Restate the listing that follows word for word, without its pictures.

## [EXTRACTED MATERIAL]
((

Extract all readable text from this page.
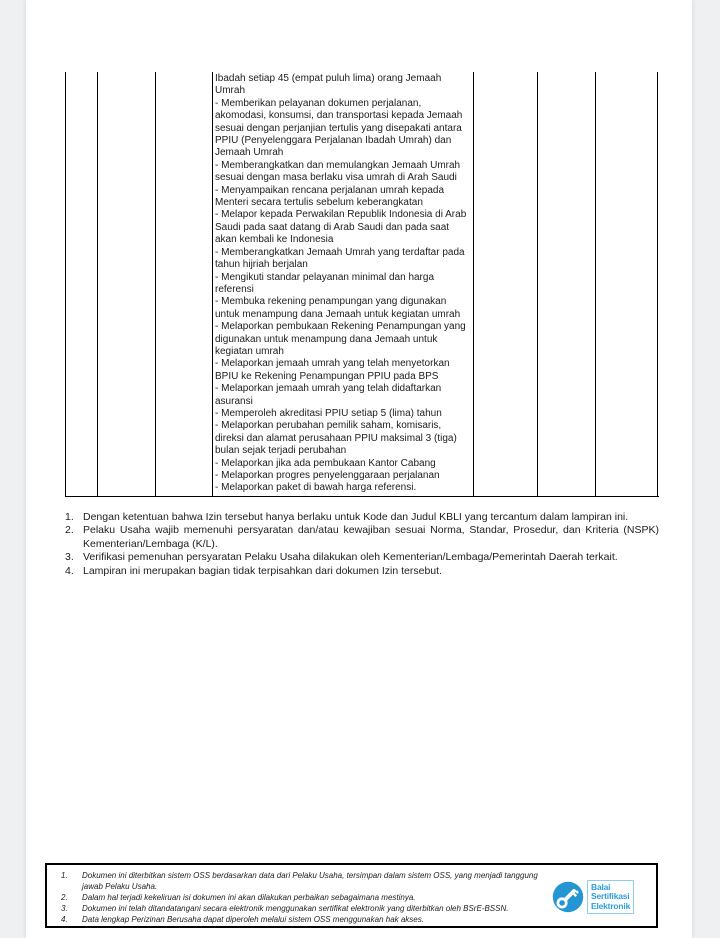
Ibadah setiap 45 (empat puluh lima) orang Jemaah Umrah
- Memberikan pelayanan dokumen perjalanan, akomodasi, konsumsi, dan transportasi kepada Jemaah sesuai dengan perjanjian tertulis yang disepakati antara PPIU (Penyelenggara Perjalanan Ibadah Umrah) dan Jemaah Umrah
- Memberangkatkan dan memulangkan Jemaah Umrah sesuai dengan masa berlaku visa umrah di Arah Saudi
- Menyampaikan rencana perjalanan umrah kepada Menteri secara tertulis sebelum keberangkatan
- Melapor kepada Perwakilan Republik Indonesia di Arab Saudi pada saat datang di Arab Saudi dan pada saat akan kembali ke Indonesia
- Memberangkatkan Jemaah Umrah yang terdaftar pada tahun hijriah berjalan
- Mengikuti standar pelayanan minimal dan harga referensi
- Membuka rekening penampungan yang digunakan untuk menampung dana Jemaah untuk kegiatan umrah
- Melaporkan pembukaan Rekening Penampungan yang digunakan untuk menampung dana Jemaah untuk kegiatan umrah
- Melaporkan jemaah umrah yang telah menyetorkan BPIU ke Rekening Penampungan PPIU pada BPS
- Melaporkan jemaah umrah yang telah didaftarkan asuransi
- Memperoleh akreditasi PPIU setiap 5 (lima) tahun
- Melaporkan perubahan pemilik saham, komisaris, direksi dan alamat perusahaan PPIU maksimal 3 (tiga) bulan sejak terjadi perubahan
- Melaporkan jika ada pembukaan Kantor Cabang
- Melaporkan progres penyelenggaraan perjalanan
- Melaporkan paket di bawah harga referensi.
1. Dengan ketentuan bahwa Izin tersebut hanya berlaku untuk Kode dan Judul KBLI yang tercantum dalam lampiran ini.
2. Pelaku Usaha wajib memenuhi persyaratan dan/atau kewajiban sesuai Norma, Standar, Prosedur, dan Kriteria (NSPK) Kementerian/Lembaga (K/L).
3. Verifikasi pemenuhan persyaratan Pelaku Usaha dilakukan oleh Kementerian/Lembaga/Pemerintah Daerah terkait.
4. Lampiran ini merupakan bagian tidak terpisahkan dari dokumen Izin tersebut.
1.	Dokumen ini diterbitkan sistem OSS berdasarkan data dari Pelaku Usaha, tersimpan dalam sistem OSS, yang menjadi tanggung jawab Pelaku Usaha.
2.	Dalam hal terjadi kekeliruan isi dokumen ini akan dilakukan perbaikan sebagaimana mestinya.
3.	Dokumen ini telah ditandatangani secara elektronik menggunakan sertifikat elektronik yang diterbitkan oleh BSrE-BSSN.
4.	Data lengkap Perizinan Berusaha dapat diperoleh melalui sistem OSS menggunakan hak akses.
Balai
Sertifikasi
Elektronik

))

## [TASK RESULT]
Extract all readable text from this page.
Ibadah setiap 45 (empat puluh lima) orang Jemaah Umrah
- Memberikan pelayanan dokumen perjalanan, akomodasi, konsumsi, dan transportasi kepada Jemaah sesuai dengan perjanjian tertulis yang disepakati antara PPIU (Penyelenggara Perjalanan Ibadah Umrah) dan Jemaah Umrah
- Memberangkatkan dan memulangkan Jemaah Umrah sesuai dengan masa berlaku visa umrah di Arah Saudi
- Menyampaikan rencana perjalanan umrah kepada Menteri secara tertulis sebelum keberangkatan
- Melapor kepada Perwakilan Republik Indonesia di Arab Saudi pada saat datang di Arab Saudi dan pada saat akan kembali ke Indonesia
- Memberangkatkan Jemaah Umrah yang terdaftar pada tahun hijriah berjalan
- Mengikuti standar pelayanan minimal dan harga referensi
- Membuka rekening penampungan yang digunakan untuk menampung dana Jemaah untuk kegiatan umrah
- Melaporkan pembukaan Rekening Penampungan yang digunakan untuk menampung dana Jemaah untuk kegiatan umrah
- Melaporkan jemaah umrah yang telah menyetorkan BPIU ke Rekening Penampungan PPIU pada BPS
- Melaporkan jemaah umrah yang telah didaftarkan asuransi
- Memperoleh akreditasi PPIU setiap 5 (lima) tahun
- Melaporkan perubahan pemilik saham, komisaris, direksi dan alamat perusahaan PPIU maksimal 3 (tiga) bulan sejak terjadi perubahan
- Melaporkan jika ada pembukaan Kantor Cabang
- Melaporkan progres penyelenggaraan perjalanan
- Melaporkan paket di bawah harga referensi.
1. Dengan ketentuan bahwa Izin tersebut hanya berlaku untuk Kode dan Judul KBLI yang tercantum dalam lampiran ini.
2. Pelaku Usaha wajib memenuhi persyaratan dan/atau kewajiban sesuai Norma, Standar, Prosedur, dan Kriteria (NSPK) Kementerian/Lembaga (K/L).
3. Verifikasi pemenuhan persyaratan Pelaku Usaha dilakukan oleh Kementerian/Lembaga/Pemerintah Daerah terkait.
4. Lampiran ini merupakan bagian tidak terpisahkan dari dokumen Izin tersebut.
1.	Dokumen ini diterbitkan sistem OSS berdasarkan data dari Pelaku Usaha, tersimpan dalam sistem OSS, yang menjadi tanggung jawab Pelaku Usaha.
2.	Dalam hal terjadi kekeliruan isi dokumen ini akan dilakukan perbaikan sebagaimana mestinya.
3.	Dokumen ini telah ditandatangani secara elektronik menggunakan sertifikat elektronik yang diterbitkan oleh BSrE-BSSN.
4.	Data lengkap Perizinan Berusaha dapat diperoleh melalui sistem OSS menggunakan hak akses.
Balai
Sertifikasi
Elektronik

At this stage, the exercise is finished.